Provided data -

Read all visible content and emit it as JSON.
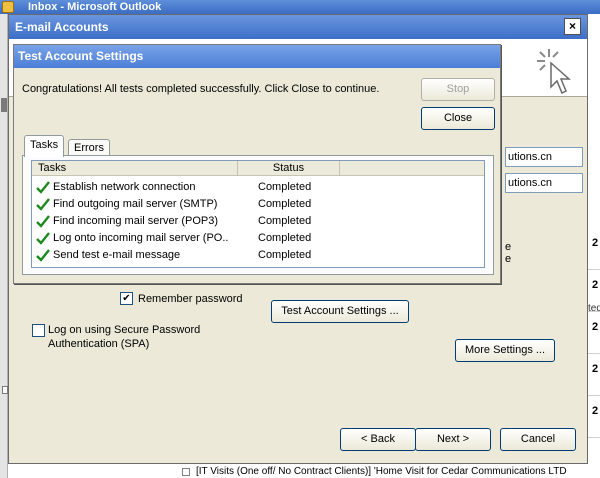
{
  "background_window": {
    "title": "Inbox - Microsoft Outlook",
    "right_list": [
      {
        "label": "2"
      },
      {
        "label": "2",
        "sub": "ted"
      },
      {
        "label": "2"
      },
      {
        "label": "2"
      },
      {
        "label": "2"
      }
    ],
    "status_line": "[IT Visits (One off/ No Contract Clients)] 'Home Visit for  Cedar Communications LTD"
  },
  "email_accounts": {
    "title": "E-mail Accounts",
    "close_glyph": "×",
    "server_fragments": [
      "utions.cn",
      "utions.cn"
    ],
    "side_fragments": [
      "e",
      "e"
    ],
    "remember_password": {
      "label": "Remember password",
      "checked": true,
      "glyph": "✔"
    },
    "spa": {
      "label_line1": "Log on using Secure Password",
      "label_line2": "Authentication (SPA)",
      "checked": false
    },
    "buttons": {
      "test_account_settings": "Test Account Settings ...",
      "more_settings": "More Settings ...",
      "back": "< Back",
      "next": "Next >",
      "cancel": "Cancel"
    }
  },
  "test_account_settings": {
    "title": "Test Account Settings",
    "message": "Congratulations! All tests completed successfully. Click Close to continue.",
    "buttons": {
      "stop": "Stop",
      "close": "Close"
    },
    "tabs": [
      {
        "label": "Tasks",
        "active": true
      },
      {
        "label": "Errors",
        "active": false
      }
    ],
    "columns": {
      "tasks": "Tasks",
      "status": "Status"
    },
    "rows": [
      {
        "task": "Establish network connection",
        "status": "Completed"
      },
      {
        "task": "Find outgoing mail server (SMTP)",
        "status": "Completed"
      },
      {
        "task": "Find incoming mail server (POP3)",
        "status": "Completed"
      },
      {
        "task": "Log onto incoming mail server (PO...",
        "status": "Completed"
      },
      {
        "task": "Send test e-mail message",
        "status": "Completed"
      }
    ],
    "check_color": "#1e8a1e"
  },
  "colors": {
    "titlebar": "#3d6fc8",
    "dialog_face": "#ece9d8"
  }
}
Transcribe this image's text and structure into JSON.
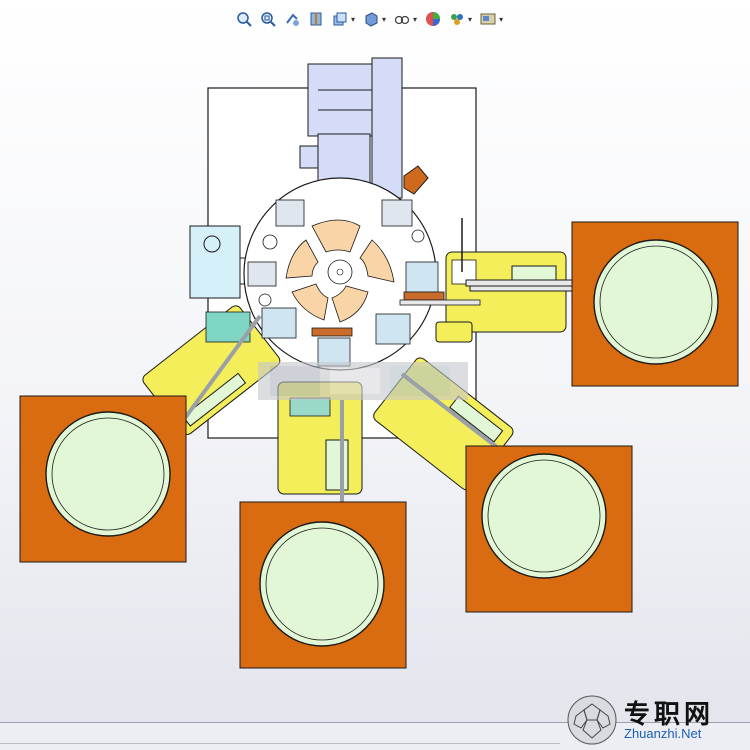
{
  "toolbar": {
    "items": [
      {
        "name": "zoom-to-fit-icon",
        "has_dropdown": false
      },
      {
        "name": "zoom-to-area-icon",
        "has_dropdown": false
      },
      {
        "name": "previous-view-icon",
        "has_dropdown": false
      },
      {
        "name": "section-view-icon",
        "has_dropdown": false
      },
      {
        "name": "view-orientation-icon",
        "has_dropdown": true
      },
      {
        "name": "display-style-icon",
        "has_dropdown": true
      },
      {
        "name": "hide-show-items-icon",
        "has_dropdown": true
      },
      {
        "name": "edit-appearance-icon",
        "has_dropdown": false
      },
      {
        "name": "apply-scene-icon",
        "has_dropdown": true
      },
      {
        "name": "view-settings-icon",
        "has_dropdown": true
      }
    ]
  },
  "watermark": {
    "site_name_cn": "专职网",
    "site_url": "Zhuanzhi.Net"
  },
  "colors": {
    "plate": "#d96b10",
    "bowl": "#e2f7d6",
    "bracket": "#f3ee5a",
    "turntable": "#ffffff",
    "pad": "#f8d4a6",
    "base": "#ffffff",
    "motor": "#d5dcf8",
    "box": "#d6f0fa",
    "outline": "#1a1a1a"
  }
}
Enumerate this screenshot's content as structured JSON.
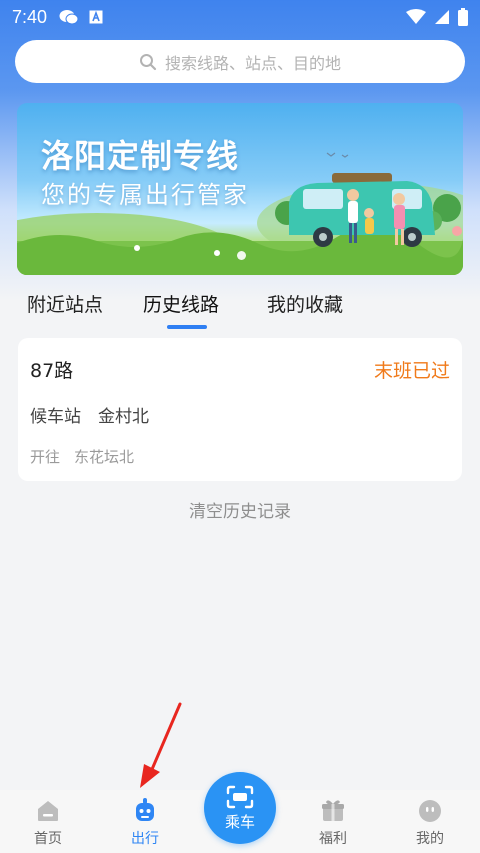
{
  "status_bar": {
    "time": "7:40",
    "icons": [
      "wechat-icon",
      "app-icon",
      "wifi-icon",
      "signal-icon",
      "battery-icon"
    ]
  },
  "search": {
    "placeholder": "搜索线路、站点、目的地",
    "icon": "search-icon"
  },
  "banner": {
    "title": "洛阳定制专线",
    "subtitle": "您的专属出行管家"
  },
  "tabs": [
    {
      "label": "附近站点",
      "active": false
    },
    {
      "label": "历史线路",
      "active": true
    },
    {
      "label": "我的收藏",
      "active": false
    }
  ],
  "history": {
    "route_name": "87路",
    "status": "末班已过",
    "stop_label": "候车站",
    "stop_name": "金村北",
    "direction_label": "开往",
    "direction_name": "东花坛北"
  },
  "clear_label": "清空历史记录",
  "bottom_nav": {
    "items": [
      {
        "label": "首页",
        "icon": "home-icon"
      },
      {
        "label": "出行",
        "icon": "robot-icon",
        "active": true
      },
      {
        "label": "福利",
        "icon": "gift-icon"
      },
      {
        "label": "我的",
        "icon": "face-icon"
      }
    ],
    "ride_label": "乘车"
  },
  "colors": {
    "accent": "#2f86f4",
    "status_orange": "#f07a1a",
    "arrow_red": "#e8261f"
  }
}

Task to carry out - Copy each line exactly, and leave the pictures out of your copy.

Result of this exercise -
Read all visible content and emit it as JSON.
{
  "background_window": {
    "title": "Inbox - Microsoft Outlook",
    "right_list": [
      {
        "label": "2"
      },
      {
        "label": "2",
        "sub": "ted"
      },
      {
        "label": "2"
      },
      {
        "label": "2"
      },
      {
        "label": "2"
      }
    ],
    "status_line": "[IT Visits (One off/ No Contract Clients)] 'Home Visit for  Cedar Communications LTD"
  },
  "email_accounts": {
    "title": "E-mail Accounts",
    "close_glyph": "×",
    "server_fragments": [
      "utions.cn",
      "utions.cn"
    ],
    "side_fragments": [
      "e",
      "e"
    ],
    "remember_password": {
      "label": "Remember password",
      "checked": true,
      "glyph": "✔"
    },
    "spa": {
      "label_line1": "Log on using Secure Password",
      "label_line2": "Authentication (SPA)",
      "checked": false
    },
    "buttons": {
      "test_account_settings": "Test Account Settings ...",
      "more_settings": "More Settings ...",
      "back": "< Back",
      "next": "Next >",
      "cancel": "Cancel"
    }
  },
  "test_account_settings": {
    "title": "Test Account Settings",
    "message": "Congratulations! All tests completed successfully. Click Close to continue.",
    "buttons": {
      "stop": "Stop",
      "close": "Close"
    },
    "tabs": [
      {
        "label": "Tasks",
        "active": true
      },
      {
        "label": "Errors",
        "active": false
      }
    ],
    "columns": {
      "tasks": "Tasks",
      "status": "Status"
    },
    "rows": [
      {
        "task": "Establish network connection",
        "status": "Completed"
      },
      {
        "task": "Find outgoing mail server (SMTP)",
        "status": "Completed"
      },
      {
        "task": "Find incoming mail server (POP3)",
        "status": "Completed"
      },
      {
        "task": "Log onto incoming mail server (PO...",
        "status": "Completed"
      },
      {
        "task": "Send test e-mail message",
        "status": "Completed"
      }
    ],
    "check_color": "#1e8a1e"
  },
  "colors": {
    "titlebar": "#3d6fc8",
    "dialog_face": "#ece9d8"
  }
}
Transcribe this image's text and structure into JSON.
{
  "toolbar": {
    "items": [
      {
        "name": "zoom-to-fit-icon",
        "has_dropdown": false
      },
      {
        "name": "zoom-to-area-icon",
        "has_dropdown": false
      },
      {
        "name": "previous-view-icon",
        "has_dropdown": false
      },
      {
        "name": "section-view-icon",
        "has_dropdown": false
      },
      {
        "name": "view-orientation-icon",
        "has_dropdown": true
      },
      {
        "name": "display-style-icon",
        "has_dropdown": true
      },
      {
        "name": "hide-show-items-icon",
        "has_dropdown": true
      },
      {
        "name": "edit-appearance-icon",
        "has_dropdown": false
      },
      {
        "name": "apply-scene-icon",
        "has_dropdown": true
      },
      {
        "name": "view-settings-icon",
        "has_dropdown": true
      }
    ]
  },
  "watermark": {
    "site_name_cn": "专职网",
    "site_url": "Zhuanzhi.Net"
  },
  "colors": {
    "plate": "#d96b10",
    "bowl": "#e2f7d6",
    "bracket": "#f3ee5a",
    "turntable": "#ffffff",
    "pad": "#f8d4a6",
    "base": "#ffffff",
    "motor": "#d5dcf8",
    "box": "#d6f0fa",
    "outline": "#1a1a1a"
  }
}
Enumerate this screenshot's content as structured JSON.
{
  "status_bar": {
    "time": "7:40",
    "icons": [
      "wechat-icon",
      "app-icon",
      "wifi-icon",
      "signal-icon",
      "battery-icon"
    ]
  },
  "search": {
    "placeholder": "搜索线路、站点、目的地",
    "icon": "search-icon"
  },
  "banner": {
    "title": "洛阳定制专线",
    "subtitle": "您的专属出行管家"
  },
  "tabs": [
    {
      "label": "附近站点",
      "active": false
    },
    {
      "label": "历史线路",
      "active": true
    },
    {
      "label": "我的收藏",
      "active": false
    }
  ],
  "history": {
    "route_name": "87路",
    "status": "末班已过",
    "stop_label": "候车站",
    "stop_name": "金村北",
    "direction_label": "开往",
    "direction_name": "东花坛北"
  },
  "clear_label": "清空历史记录",
  "bottom_nav": {
    "items": [
      {
        "label": "首页",
        "icon": "home-icon"
      },
      {
        "label": "出行",
        "icon": "robot-icon",
        "active": true
      },
      {
        "label": "福利",
        "icon": "gift-icon"
      },
      {
        "label": "我的",
        "icon": "face-icon"
      }
    ],
    "ride_label": "乘车"
  },
  "colors": {
    "accent": "#2f86f4",
    "status_orange": "#f07a1a",
    "arrow_red": "#e8261f"
  }
}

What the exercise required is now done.